- [To be done] Scan the entries below and report only how many lines contain "have".
# # # #
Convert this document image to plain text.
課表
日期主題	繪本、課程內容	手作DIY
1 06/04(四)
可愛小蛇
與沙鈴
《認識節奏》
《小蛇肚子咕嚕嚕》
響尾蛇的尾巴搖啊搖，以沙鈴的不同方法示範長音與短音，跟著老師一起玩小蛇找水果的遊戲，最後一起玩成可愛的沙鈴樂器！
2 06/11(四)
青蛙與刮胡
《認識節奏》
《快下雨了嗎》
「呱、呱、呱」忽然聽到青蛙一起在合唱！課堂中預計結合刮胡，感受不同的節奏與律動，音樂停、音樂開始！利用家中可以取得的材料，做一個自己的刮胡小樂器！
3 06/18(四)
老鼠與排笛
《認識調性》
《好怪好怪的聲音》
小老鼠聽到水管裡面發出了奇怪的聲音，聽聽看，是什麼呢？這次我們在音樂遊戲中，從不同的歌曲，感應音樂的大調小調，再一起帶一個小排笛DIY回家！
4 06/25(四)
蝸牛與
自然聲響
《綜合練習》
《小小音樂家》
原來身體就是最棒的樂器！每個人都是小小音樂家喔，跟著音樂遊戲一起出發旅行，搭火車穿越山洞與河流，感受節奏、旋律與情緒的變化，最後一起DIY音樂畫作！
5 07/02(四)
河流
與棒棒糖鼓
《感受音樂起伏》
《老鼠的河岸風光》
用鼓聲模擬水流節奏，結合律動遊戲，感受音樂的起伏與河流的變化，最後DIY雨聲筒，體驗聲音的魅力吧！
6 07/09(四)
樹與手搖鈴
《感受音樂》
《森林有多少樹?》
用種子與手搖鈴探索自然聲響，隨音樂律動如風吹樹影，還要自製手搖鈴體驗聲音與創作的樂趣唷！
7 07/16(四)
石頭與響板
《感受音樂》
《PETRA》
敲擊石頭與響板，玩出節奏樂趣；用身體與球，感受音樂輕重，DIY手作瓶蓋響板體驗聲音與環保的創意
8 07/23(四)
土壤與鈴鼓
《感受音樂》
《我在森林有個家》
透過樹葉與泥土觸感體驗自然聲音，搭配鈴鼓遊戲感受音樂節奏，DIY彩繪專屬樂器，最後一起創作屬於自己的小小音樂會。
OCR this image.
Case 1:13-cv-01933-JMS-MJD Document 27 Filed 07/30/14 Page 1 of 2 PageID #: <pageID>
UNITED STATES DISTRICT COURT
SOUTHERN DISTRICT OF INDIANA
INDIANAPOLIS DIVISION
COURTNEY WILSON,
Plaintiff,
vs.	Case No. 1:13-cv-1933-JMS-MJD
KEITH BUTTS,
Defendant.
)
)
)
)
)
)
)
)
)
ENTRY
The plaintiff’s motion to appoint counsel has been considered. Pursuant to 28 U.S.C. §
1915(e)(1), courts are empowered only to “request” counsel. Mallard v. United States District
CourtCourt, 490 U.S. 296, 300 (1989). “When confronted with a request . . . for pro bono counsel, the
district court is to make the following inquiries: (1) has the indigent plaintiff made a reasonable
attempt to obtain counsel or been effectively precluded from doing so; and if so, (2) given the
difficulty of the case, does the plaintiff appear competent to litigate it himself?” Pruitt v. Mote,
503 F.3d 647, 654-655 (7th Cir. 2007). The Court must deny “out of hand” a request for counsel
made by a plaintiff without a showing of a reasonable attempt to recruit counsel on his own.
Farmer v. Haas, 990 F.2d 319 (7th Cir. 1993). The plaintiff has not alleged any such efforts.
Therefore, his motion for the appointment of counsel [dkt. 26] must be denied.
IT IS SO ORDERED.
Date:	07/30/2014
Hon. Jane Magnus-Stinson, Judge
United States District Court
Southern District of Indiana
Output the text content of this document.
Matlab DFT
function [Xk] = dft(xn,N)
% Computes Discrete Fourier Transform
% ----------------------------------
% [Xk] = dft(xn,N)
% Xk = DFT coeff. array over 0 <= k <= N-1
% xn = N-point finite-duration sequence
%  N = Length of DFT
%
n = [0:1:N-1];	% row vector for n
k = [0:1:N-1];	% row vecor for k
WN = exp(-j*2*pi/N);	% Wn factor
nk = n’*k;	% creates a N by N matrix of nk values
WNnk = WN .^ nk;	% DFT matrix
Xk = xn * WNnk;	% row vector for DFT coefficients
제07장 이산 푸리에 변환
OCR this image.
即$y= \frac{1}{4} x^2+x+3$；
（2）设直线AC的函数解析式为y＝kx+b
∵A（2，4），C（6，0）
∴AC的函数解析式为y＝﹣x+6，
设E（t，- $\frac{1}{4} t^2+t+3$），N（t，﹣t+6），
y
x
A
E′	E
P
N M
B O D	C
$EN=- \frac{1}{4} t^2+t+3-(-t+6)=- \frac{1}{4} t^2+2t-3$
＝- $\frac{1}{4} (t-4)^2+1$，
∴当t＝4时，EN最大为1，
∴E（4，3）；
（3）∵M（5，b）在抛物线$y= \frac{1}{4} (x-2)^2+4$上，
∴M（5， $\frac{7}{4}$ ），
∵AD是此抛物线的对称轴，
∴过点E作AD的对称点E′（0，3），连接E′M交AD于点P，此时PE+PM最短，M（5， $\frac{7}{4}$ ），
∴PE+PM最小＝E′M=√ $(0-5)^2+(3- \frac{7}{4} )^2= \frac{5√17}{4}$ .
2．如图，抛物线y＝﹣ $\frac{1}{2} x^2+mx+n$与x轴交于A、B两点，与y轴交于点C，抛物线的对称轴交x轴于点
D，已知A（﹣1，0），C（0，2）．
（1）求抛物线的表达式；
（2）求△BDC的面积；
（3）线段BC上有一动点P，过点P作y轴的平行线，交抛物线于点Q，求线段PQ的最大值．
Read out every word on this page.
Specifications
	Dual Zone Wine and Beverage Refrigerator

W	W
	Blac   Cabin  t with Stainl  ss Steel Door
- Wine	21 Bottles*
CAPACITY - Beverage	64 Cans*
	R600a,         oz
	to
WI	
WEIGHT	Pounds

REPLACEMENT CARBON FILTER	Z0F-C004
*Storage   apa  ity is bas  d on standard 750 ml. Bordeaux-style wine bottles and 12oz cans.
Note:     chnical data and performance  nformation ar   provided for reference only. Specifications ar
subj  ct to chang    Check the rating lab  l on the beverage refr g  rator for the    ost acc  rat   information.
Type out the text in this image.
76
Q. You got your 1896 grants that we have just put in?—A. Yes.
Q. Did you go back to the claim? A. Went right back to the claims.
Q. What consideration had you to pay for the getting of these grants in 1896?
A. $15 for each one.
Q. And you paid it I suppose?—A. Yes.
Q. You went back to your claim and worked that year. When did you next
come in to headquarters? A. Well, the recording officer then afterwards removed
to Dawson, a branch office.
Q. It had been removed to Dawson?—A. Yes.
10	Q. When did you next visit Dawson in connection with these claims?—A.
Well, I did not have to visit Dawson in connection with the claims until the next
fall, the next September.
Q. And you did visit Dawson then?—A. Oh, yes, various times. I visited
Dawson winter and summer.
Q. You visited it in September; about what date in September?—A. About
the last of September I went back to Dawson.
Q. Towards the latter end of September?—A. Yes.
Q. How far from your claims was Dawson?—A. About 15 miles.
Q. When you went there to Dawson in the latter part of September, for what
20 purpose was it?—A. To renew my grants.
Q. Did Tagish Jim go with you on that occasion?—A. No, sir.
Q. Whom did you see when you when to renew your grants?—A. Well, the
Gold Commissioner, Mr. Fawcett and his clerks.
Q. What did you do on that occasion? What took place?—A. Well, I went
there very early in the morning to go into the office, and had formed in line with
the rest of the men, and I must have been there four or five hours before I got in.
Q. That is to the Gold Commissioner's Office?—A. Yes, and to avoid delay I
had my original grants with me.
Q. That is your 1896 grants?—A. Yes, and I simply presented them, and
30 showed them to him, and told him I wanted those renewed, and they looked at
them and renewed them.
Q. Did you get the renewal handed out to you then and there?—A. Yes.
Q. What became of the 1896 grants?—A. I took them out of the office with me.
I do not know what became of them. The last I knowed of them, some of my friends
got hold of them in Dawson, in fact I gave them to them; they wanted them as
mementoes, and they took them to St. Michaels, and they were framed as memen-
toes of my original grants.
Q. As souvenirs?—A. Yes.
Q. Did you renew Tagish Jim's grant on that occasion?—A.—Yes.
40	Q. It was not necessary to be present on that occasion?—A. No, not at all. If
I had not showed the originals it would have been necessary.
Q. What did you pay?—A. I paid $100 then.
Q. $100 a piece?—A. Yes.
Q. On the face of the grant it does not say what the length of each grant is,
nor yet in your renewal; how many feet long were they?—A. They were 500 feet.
# # # #
- [Expected answer] 4